▶ _Exercise objective_: Scan the material below for the string "ZHONGYE", and copy every line where it shows up.

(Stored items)
<<<<

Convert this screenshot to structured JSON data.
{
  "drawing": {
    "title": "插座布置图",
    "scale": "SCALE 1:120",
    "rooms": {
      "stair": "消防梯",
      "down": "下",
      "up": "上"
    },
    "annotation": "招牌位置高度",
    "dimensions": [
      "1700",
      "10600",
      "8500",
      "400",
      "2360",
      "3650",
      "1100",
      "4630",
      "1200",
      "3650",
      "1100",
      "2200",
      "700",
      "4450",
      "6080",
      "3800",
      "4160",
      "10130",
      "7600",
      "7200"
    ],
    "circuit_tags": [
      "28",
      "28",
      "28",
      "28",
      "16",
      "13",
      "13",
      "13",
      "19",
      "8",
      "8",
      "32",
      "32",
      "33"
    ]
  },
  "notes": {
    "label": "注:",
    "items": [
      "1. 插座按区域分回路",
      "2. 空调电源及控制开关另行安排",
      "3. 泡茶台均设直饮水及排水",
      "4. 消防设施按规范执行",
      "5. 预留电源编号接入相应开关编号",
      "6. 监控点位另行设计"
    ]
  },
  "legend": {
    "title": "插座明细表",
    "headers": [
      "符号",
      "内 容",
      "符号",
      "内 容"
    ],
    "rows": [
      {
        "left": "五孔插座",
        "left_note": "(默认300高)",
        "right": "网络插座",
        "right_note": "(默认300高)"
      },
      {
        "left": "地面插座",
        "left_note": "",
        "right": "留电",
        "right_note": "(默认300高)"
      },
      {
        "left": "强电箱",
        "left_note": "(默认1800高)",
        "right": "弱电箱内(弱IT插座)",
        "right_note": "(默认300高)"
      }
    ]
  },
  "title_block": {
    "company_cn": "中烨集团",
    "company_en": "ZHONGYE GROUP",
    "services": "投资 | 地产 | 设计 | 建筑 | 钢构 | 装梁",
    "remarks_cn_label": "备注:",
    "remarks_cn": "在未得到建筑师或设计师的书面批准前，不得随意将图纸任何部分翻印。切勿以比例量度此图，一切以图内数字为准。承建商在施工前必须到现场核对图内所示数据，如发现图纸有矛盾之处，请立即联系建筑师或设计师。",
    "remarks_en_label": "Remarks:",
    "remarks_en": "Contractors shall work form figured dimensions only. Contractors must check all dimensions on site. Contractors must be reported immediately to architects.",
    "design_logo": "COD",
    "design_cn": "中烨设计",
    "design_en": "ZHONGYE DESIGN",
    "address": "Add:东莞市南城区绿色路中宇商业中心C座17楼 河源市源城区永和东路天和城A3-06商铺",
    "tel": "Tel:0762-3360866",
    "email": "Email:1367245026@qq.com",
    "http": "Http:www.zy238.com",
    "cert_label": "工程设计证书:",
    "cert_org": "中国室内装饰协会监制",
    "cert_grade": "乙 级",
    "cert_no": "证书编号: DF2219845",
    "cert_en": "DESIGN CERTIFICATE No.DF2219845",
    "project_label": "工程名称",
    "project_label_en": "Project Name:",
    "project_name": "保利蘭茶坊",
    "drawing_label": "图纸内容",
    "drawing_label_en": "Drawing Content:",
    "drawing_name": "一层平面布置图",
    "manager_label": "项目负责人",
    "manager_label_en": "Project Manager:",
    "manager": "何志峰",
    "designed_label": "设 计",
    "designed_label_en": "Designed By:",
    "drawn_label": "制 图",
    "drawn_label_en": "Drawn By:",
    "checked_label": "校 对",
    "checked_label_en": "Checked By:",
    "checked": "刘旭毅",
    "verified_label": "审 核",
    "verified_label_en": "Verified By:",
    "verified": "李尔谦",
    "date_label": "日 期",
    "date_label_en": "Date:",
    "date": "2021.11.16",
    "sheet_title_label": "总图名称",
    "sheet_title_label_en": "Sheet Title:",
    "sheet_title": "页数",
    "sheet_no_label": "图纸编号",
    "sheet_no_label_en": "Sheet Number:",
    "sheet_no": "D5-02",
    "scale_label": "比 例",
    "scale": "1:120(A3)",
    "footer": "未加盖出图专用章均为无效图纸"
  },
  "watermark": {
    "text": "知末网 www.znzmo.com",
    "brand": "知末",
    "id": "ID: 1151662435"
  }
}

>>>>

▶ _Exercise solution_:
    "company_en": "ZHONGYE GROUP",
    "design_en": "ZHONGYE DESIGN",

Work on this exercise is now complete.